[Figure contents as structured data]

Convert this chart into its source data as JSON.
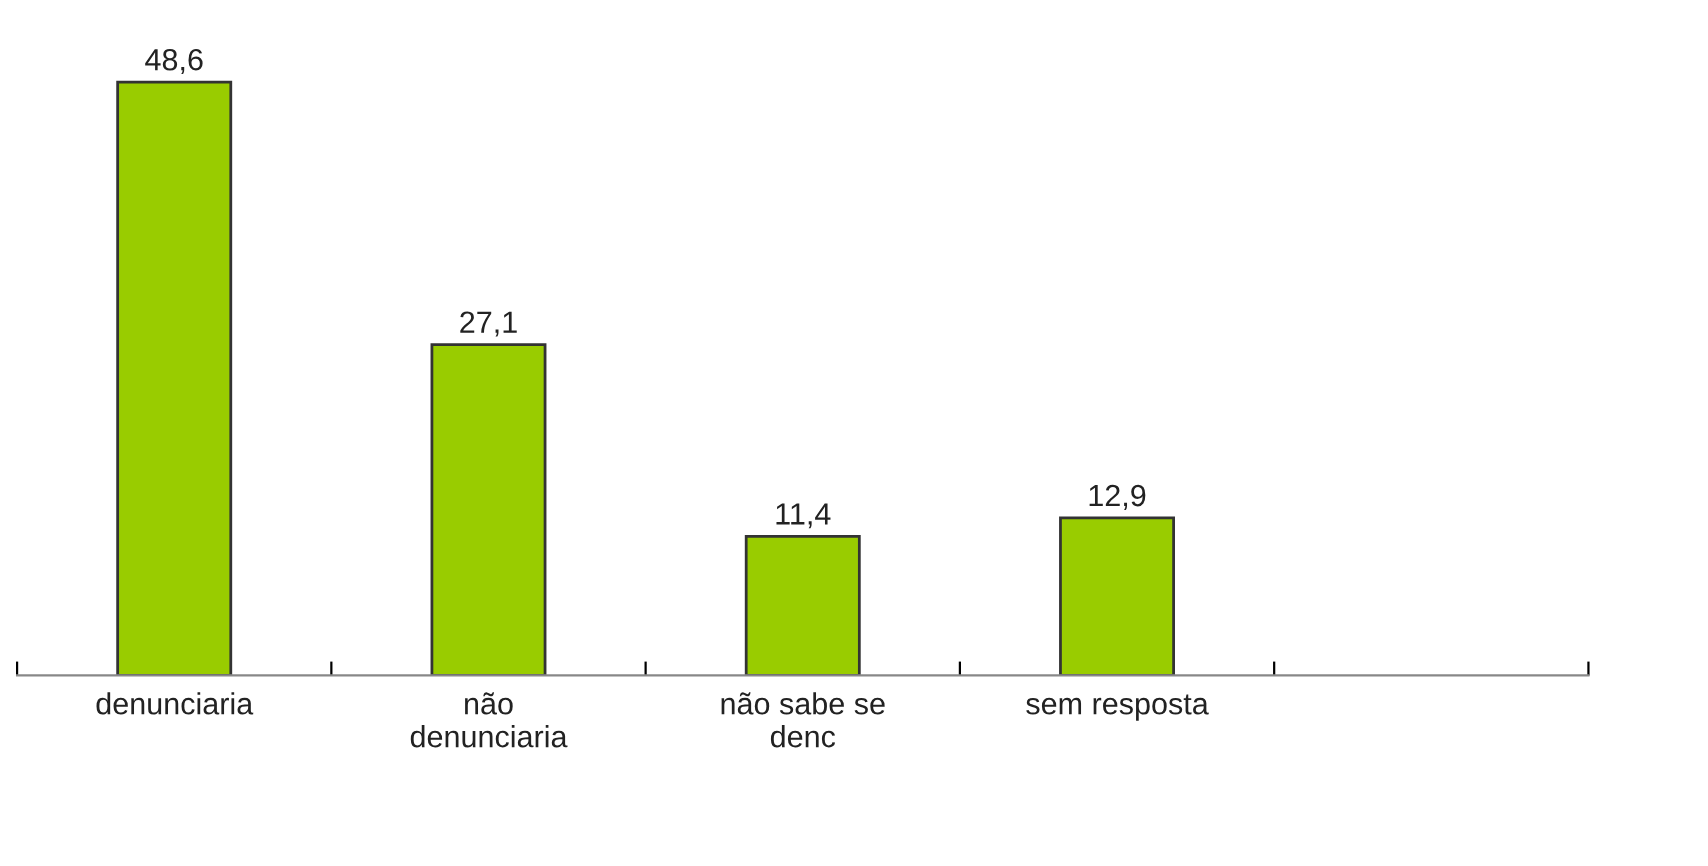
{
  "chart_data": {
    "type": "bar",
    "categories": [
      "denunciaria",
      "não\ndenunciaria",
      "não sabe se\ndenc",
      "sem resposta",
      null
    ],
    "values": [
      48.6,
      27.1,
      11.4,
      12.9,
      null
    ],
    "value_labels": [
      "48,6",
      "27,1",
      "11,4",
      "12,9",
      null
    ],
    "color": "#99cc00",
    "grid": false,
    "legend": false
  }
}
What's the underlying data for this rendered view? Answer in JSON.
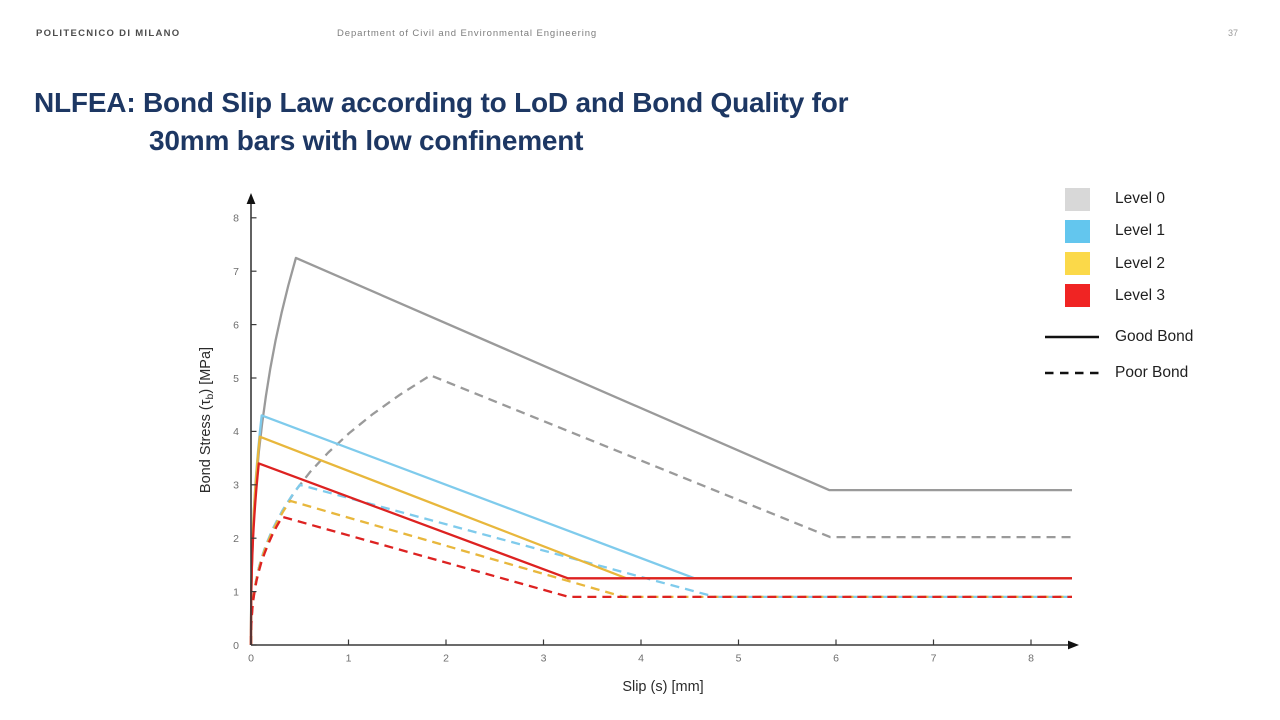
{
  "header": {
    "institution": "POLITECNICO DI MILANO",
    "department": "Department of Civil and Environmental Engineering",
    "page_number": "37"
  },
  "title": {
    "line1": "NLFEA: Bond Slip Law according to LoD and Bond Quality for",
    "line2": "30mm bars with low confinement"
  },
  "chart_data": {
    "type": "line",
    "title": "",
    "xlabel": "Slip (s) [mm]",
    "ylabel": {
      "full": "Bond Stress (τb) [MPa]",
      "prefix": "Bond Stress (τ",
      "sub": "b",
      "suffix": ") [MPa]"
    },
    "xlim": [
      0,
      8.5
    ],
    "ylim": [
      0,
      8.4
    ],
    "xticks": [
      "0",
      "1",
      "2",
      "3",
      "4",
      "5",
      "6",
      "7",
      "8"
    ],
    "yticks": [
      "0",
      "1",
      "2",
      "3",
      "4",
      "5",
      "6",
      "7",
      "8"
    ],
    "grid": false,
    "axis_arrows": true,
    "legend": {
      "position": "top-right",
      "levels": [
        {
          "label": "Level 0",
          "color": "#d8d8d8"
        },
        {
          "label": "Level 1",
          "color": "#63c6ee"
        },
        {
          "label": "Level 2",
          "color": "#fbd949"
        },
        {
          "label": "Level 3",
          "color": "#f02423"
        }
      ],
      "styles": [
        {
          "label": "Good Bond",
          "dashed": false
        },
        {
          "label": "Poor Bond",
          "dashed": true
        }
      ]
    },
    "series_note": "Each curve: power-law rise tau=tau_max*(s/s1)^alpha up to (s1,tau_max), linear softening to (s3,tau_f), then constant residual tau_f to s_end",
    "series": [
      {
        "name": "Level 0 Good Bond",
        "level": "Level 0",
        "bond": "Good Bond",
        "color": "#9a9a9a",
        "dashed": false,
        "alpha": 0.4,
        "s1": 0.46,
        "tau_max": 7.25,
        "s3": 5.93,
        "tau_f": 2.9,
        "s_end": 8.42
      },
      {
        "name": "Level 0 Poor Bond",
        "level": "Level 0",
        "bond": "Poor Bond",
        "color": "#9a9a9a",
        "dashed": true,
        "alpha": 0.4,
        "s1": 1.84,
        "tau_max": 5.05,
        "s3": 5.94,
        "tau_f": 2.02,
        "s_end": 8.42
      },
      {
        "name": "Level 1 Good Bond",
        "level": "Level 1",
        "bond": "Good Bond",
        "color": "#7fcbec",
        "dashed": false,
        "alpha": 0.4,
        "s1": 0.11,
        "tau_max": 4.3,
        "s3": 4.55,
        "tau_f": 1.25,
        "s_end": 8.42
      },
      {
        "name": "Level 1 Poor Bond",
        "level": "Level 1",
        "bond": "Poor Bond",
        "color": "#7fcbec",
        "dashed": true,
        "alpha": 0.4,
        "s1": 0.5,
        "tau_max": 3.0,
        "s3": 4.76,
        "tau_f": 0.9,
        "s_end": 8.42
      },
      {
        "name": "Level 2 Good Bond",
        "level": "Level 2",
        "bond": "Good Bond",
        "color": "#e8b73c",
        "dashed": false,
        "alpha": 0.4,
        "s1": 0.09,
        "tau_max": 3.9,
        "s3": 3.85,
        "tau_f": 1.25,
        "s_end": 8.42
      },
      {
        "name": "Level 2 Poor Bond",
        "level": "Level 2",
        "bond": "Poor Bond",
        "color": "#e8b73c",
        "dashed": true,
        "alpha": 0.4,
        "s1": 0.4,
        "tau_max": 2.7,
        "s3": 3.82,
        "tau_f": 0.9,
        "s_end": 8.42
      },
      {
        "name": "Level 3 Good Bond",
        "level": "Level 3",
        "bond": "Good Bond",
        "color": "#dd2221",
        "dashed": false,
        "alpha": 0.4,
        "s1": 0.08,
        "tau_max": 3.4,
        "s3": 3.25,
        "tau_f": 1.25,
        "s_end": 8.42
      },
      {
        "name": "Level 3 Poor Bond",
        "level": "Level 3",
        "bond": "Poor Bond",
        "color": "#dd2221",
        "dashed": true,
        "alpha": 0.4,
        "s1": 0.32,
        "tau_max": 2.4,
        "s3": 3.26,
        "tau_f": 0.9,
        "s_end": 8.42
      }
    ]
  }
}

Written request -> Gather up, from the records above, each line where the word "Slip" appears.

Exercise output ->
    "line1": "NLFEA: Bond Slip Law according to LoD and Bond Quality for",
    "xlabel": "Slip (s) [mm]",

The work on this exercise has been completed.